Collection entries
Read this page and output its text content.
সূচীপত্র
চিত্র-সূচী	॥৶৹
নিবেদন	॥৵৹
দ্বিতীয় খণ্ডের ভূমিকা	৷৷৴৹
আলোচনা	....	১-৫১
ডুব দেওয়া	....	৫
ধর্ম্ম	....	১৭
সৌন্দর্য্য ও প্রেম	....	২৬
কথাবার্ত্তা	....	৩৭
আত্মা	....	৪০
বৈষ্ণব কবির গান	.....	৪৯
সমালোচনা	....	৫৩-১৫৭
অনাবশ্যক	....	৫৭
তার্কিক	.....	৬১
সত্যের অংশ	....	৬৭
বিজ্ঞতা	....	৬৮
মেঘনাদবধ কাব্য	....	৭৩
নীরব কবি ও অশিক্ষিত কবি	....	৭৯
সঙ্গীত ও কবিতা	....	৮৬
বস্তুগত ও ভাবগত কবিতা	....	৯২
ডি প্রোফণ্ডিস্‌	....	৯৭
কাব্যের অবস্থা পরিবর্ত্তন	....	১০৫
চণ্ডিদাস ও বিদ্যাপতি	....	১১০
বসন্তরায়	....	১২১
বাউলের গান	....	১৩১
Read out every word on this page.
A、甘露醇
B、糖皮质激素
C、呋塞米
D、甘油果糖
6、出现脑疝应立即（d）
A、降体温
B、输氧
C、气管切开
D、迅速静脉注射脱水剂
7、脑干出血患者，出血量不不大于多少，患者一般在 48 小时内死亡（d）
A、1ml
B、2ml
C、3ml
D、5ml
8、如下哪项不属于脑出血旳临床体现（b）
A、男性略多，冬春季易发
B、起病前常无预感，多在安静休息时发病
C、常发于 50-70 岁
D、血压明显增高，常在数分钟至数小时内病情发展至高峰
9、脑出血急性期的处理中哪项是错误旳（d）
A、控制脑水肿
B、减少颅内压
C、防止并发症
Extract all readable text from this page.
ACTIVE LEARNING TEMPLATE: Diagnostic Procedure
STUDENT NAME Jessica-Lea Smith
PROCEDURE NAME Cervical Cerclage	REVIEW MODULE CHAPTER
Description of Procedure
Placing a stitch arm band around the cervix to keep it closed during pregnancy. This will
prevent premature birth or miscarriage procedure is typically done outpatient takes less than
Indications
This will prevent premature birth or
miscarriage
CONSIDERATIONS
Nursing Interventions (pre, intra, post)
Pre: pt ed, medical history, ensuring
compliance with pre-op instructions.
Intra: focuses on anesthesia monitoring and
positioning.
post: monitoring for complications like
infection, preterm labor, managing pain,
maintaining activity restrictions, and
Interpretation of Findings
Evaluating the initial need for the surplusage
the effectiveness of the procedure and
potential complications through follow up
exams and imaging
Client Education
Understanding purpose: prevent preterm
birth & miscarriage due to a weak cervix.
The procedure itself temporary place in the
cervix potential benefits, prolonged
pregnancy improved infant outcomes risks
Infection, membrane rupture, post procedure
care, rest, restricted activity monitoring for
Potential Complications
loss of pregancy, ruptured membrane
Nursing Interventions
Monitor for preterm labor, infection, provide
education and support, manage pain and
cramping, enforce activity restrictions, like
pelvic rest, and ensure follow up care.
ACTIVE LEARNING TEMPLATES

• **Your objective**
Retype all of the material, keeping each line exact.

• **Exercise result**
Read this page and output its text content.
সূচীপত্র
চিত্র-সূচী	॥৶৹
নিবেদন	॥৵৹
দ্বিতীয় খণ্ডের ভূমিকা	৷৷৴৹
আলোচনা	....	১-৫১
ডুব দেওয়া	....	৫
ধর্ম্ম	....	১৭
সৌন্দর্য্য ও প্রেম	....	২৬
কথাবার্ত্তা	....	৩৭
আত্মা	....	৪০
বৈষ্ণব কবির গান	.....	৪৯
সমালোচনা	....	৫৩-১৫৭
অনাবশ্যক	....	৫৭
তার্কিক	.....	৬১
সত্যের অংশ	....	৬৭
বিজ্ঞতা	....	৬৮
মেঘনাদবধ কাব্য	....	৭৩
নীরব কবি ও অশিক্ষিত কবি	....	৭৯
সঙ্গীত ও কবিতা	....	৮৬
বস্তুগত ও ভাবগত কবিতা	....	৯২
ডি প্রোফণ্ডিস্‌	....	৯৭
কাব্যের অবস্থা পরিবর্ত্তন	....	১০৫
চণ্ডিদাস ও বিদ্যাপতি	....	১১০
বসন্তরায়	....	১২১
বাউলের গান	....	১৩১
Read out every word on this page.
A、甘露醇
B、糖皮质激素
C、呋塞米
D、甘油果糖
6、出现脑疝应立即（d）
A、降体温
B、输氧
C、气管切开
D、迅速静脉注射脱水剂
7、脑干出血患者，出血量不不大于多少，患者一般在 48 小时内死亡（d）
A、1ml
B、2ml
C、3ml
D、5ml
8、如下哪项不属于脑出血旳临床体现（b）
A、男性略多，冬春季易发
B、起病前常无预感，多在安静休息时发病
C、常发于 50-70 岁
D、血压明显增高，常在数分钟至数小时内病情发展至高峰
9、脑出血急性期的处理中哪项是错误旳（d）
A、控制脑水肿
B、减少颅内压
C、防止并发症
Extract all readable text from this page.
ACTIVE LEARNING TEMPLATE: Diagnostic Procedure
STUDENT NAME Jessica-Lea Smith
PROCEDURE NAME Cervical Cerclage	REVIEW MODULE CHAPTER
Description of Procedure
Placing a stitch arm band around the cervix to keep it closed during pregnancy. This will
prevent premature birth or miscarriage procedure is typically done outpatient takes less than
Indications
This will prevent premature birth or
miscarriage
CONSIDERATIONS
Nursing Interventions (pre, intra, post)
Pre: pt ed, medical history, ensuring
compliance with pre-op instructions.
Intra: focuses on anesthesia monitoring and
positioning.
post: monitoring for complications like
infection, preterm labor, managing pain,
maintaining activity restrictions, and
Interpretation of Findings
Evaluating the initial need for the surplusage
the effectiveness of the procedure and
potential complications through follow up
exams and imaging
Client Education
Understanding purpose: prevent preterm
birth & miscarriage due to a weak cervix.
The procedure itself temporary place in the
cervix potential benefits, prolonged
pregnancy improved infant outcomes risks
Infection, membrane rupture, post procedure
care, rest, restricted activity monitoring for
Potential Complications
loss of pregancy, ruptured membrane
Nursing Interventions
Monitor for preterm labor, infection, provide
education and support, manage pain and
cramping, enforce activity restrictions, like
pelvic rest, and ensure follow up care.
ACTIVE LEARNING TEMPLATES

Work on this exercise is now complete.